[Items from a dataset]
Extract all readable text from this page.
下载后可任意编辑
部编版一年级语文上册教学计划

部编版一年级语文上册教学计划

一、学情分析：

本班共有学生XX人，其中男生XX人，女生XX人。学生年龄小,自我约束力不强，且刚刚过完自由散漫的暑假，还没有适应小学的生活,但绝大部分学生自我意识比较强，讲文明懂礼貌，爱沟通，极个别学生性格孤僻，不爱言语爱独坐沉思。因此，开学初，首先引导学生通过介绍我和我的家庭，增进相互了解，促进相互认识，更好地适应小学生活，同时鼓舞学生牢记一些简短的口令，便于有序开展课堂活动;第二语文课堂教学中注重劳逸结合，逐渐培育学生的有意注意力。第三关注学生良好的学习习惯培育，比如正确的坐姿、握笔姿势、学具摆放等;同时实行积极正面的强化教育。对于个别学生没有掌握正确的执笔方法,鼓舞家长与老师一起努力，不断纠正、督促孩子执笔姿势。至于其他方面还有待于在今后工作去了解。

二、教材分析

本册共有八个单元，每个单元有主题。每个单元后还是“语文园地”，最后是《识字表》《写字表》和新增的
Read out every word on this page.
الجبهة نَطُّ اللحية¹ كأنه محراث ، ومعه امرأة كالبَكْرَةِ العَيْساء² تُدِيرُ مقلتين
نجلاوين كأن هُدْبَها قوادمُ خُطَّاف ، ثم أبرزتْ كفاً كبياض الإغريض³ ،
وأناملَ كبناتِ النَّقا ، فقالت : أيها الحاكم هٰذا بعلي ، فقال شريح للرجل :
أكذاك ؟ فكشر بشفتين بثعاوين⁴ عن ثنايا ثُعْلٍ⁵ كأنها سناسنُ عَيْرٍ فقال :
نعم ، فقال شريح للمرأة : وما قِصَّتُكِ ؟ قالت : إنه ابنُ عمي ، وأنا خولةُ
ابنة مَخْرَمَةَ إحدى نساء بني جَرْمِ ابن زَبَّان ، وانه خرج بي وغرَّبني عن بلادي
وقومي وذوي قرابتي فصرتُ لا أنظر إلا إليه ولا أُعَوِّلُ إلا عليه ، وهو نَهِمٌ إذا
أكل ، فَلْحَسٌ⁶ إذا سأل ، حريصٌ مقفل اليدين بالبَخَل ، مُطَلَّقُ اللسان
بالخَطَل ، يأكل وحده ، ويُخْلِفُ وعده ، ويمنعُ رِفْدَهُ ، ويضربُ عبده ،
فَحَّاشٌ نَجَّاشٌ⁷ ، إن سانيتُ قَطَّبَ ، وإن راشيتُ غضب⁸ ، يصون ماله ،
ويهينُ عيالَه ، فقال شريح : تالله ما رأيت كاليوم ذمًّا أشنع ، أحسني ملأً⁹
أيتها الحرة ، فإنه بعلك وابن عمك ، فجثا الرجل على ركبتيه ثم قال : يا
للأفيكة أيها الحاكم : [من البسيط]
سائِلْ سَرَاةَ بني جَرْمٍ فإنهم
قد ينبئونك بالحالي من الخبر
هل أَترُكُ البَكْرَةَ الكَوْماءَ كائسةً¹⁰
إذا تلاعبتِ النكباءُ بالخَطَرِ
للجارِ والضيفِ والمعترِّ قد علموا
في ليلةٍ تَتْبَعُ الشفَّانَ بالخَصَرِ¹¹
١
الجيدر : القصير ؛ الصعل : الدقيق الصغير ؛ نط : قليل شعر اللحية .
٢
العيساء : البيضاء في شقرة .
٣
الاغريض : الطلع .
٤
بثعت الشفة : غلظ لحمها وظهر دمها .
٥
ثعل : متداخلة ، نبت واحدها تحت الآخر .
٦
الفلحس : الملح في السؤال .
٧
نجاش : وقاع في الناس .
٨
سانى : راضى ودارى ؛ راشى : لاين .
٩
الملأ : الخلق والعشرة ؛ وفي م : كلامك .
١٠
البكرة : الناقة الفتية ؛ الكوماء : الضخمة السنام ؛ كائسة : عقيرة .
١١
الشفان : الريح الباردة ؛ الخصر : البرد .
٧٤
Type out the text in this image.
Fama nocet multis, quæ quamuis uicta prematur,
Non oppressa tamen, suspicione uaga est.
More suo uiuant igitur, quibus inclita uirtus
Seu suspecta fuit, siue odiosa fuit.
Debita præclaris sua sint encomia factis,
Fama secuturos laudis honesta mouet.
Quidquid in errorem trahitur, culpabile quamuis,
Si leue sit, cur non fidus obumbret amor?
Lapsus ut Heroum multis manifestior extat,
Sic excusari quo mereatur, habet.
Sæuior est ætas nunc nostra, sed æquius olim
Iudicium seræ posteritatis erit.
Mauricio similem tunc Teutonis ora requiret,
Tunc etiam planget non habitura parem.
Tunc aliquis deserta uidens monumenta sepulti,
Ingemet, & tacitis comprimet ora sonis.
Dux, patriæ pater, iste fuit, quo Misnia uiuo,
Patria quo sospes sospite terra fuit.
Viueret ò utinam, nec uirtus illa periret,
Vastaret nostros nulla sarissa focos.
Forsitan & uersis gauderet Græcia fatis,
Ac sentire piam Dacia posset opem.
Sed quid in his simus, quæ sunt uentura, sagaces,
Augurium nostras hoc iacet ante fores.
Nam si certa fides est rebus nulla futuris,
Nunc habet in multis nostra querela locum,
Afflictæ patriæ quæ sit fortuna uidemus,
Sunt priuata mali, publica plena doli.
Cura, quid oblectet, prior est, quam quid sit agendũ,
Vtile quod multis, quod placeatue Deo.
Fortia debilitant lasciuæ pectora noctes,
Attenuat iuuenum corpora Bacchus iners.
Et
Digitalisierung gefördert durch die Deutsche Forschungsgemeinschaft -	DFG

• _To be done_
Exactly reproduce every line of the data above.

• _The result_
Extract all readable text from this page.
下载后可任意编辑
部编版一年级语文上册教学计划

部编版一年级语文上册教学计划

一、学情分析：

本班共有学生XX人，其中男生XX人，女生XX人。学生年龄小,自我约束力不强，且刚刚过完自由散漫的暑假，还没有适应小学的生活,但绝大部分学生自我意识比较强，讲文明懂礼貌，爱沟通，极个别学生性格孤僻，不爱言语爱独坐沉思。因此，开学初，首先引导学生通过介绍我和我的家庭，增进相互了解，促进相互认识，更好地适应小学生活，同时鼓舞学生牢记一些简短的口令，便于有序开展课堂活动;第二语文课堂教学中注重劳逸结合，逐渐培育学生的有意注意力。第三关注学生良好的学习习惯培育，比如正确的坐姿、握笔姿势、学具摆放等;同时实行积极正面的强化教育。对于个别学生没有掌握正确的执笔方法,鼓舞家长与老师一起努力，不断纠正、督促孩子执笔姿势。至于其他方面还有待于在今后工作去了解。

二、教材分析

本册共有八个单元，每个单元有主题。每个单元后还是“语文园地”，最后是《识字表》《写字表》和新增的
Read out every word on this page.
الجبهة نَطُّ اللحية¹ كأنه محراث ، ومعه امرأة كالبَكْرَةِ العَيْساء² تُدِيرُ مقلتين
نجلاوين كأن هُدْبَها قوادمُ خُطَّاف ، ثم أبرزتْ كفاً كبياض الإغريض³ ،
وأناملَ كبناتِ النَّقا ، فقالت : أيها الحاكم هٰذا بعلي ، فقال شريح للرجل :
أكذاك ؟ فكشر بشفتين بثعاوين⁴ عن ثنايا ثُعْلٍ⁵ كأنها سناسنُ عَيْرٍ فقال :
نعم ، فقال شريح للمرأة : وما قِصَّتُكِ ؟ قالت : إنه ابنُ عمي ، وأنا خولةُ
ابنة مَخْرَمَةَ إحدى نساء بني جَرْمِ ابن زَبَّان ، وانه خرج بي وغرَّبني عن بلادي
وقومي وذوي قرابتي فصرتُ لا أنظر إلا إليه ولا أُعَوِّلُ إلا عليه ، وهو نَهِمٌ إذا
أكل ، فَلْحَسٌ⁶ إذا سأل ، حريصٌ مقفل اليدين بالبَخَل ، مُطَلَّقُ اللسان
بالخَطَل ، يأكل وحده ، ويُخْلِفُ وعده ، ويمنعُ رِفْدَهُ ، ويضربُ عبده ،
فَحَّاشٌ نَجَّاشٌ⁷ ، إن سانيتُ قَطَّبَ ، وإن راشيتُ غضب⁸ ، يصون ماله ،
ويهينُ عيالَه ، فقال شريح : تالله ما رأيت كاليوم ذمًّا أشنع ، أحسني ملأً⁹
أيتها الحرة ، فإنه بعلك وابن عمك ، فجثا الرجل على ركبتيه ثم قال : يا
للأفيكة أيها الحاكم : [من البسيط]
سائِلْ سَرَاةَ بني جَرْمٍ فإنهم
قد ينبئونك بالحالي من الخبر
هل أَترُكُ البَكْرَةَ الكَوْماءَ كائسةً¹⁰
إذا تلاعبتِ النكباءُ بالخَطَرِ
للجارِ والضيفِ والمعترِّ قد علموا
في ليلةٍ تَتْبَعُ الشفَّانَ بالخَصَرِ¹¹
١
الجيدر : القصير ؛ الصعل : الدقيق الصغير ؛ نط : قليل شعر اللحية .
٢
العيساء : البيضاء في شقرة .
٣
الاغريض : الطلع .
٤
بثعت الشفة : غلظ لحمها وظهر دمها .
٥
ثعل : متداخلة ، نبت واحدها تحت الآخر .
٦
الفلحس : الملح في السؤال .
٧
نجاش : وقاع في الناس .
٨
سانى : راضى ودارى ؛ راشى : لاين .
٩
الملأ : الخلق والعشرة ؛ وفي م : كلامك .
١٠
البكرة : الناقة الفتية ؛ الكوماء : الضخمة السنام ؛ كائسة : عقيرة .
١١
الشفان : الريح الباردة ؛ الخصر : البرد .
٧٤
Type out the text in this image.
Fama nocet multis, quæ quamuis uicta prematur,
Non oppressa tamen, suspicione uaga est.
More suo uiuant igitur, quibus inclita uirtus
Seu suspecta fuit, siue odiosa fuit.
Debita præclaris sua sint encomia factis,
Fama secuturos laudis honesta mouet.
Quidquid in errorem trahitur, culpabile quamuis,
Si leue sit, cur non fidus obumbret amor?
Lapsus ut Heroum multis manifestior extat,
Sic excusari quo mereatur, habet.
Sæuior est ætas nunc nostra, sed æquius olim
Iudicium seræ posteritatis erit.
Mauricio similem tunc Teutonis ora requiret,
Tunc etiam planget non habitura parem.
Tunc aliquis deserta uidens monumenta sepulti,
Ingemet, & tacitis comprimet ora sonis.
Dux, patriæ pater, iste fuit, quo Misnia uiuo,
Patria quo sospes sospite terra fuit.
Viueret ò utinam, nec uirtus illa periret,
Vastaret nostros nulla sarissa focos.
Forsitan & uersis gauderet Græcia fatis,
Ac sentire piam Dacia posset opem.
Sed quid in his simus, quæ sunt uentura, sagaces,
Augurium nostras hoc iacet ante fores.
Nam si certa fides est rebus nulla futuris,
Nunc habet in multis nostra querela locum,
Afflictæ patriæ quæ sit fortuna uidemus,
Sunt priuata mali, publica plena doli.
Cura, quid oblectet, prior est, quam quid sit agendũ,
Vtile quod multis, quod placeatue Deo.
Fortia debilitant lasciuæ pectora noctes,
Attenuat iuuenum corpora Bacchus iners.
Et
Digitalisierung gefördert durch die Deutsche Forschungsgemeinschaft -	DFG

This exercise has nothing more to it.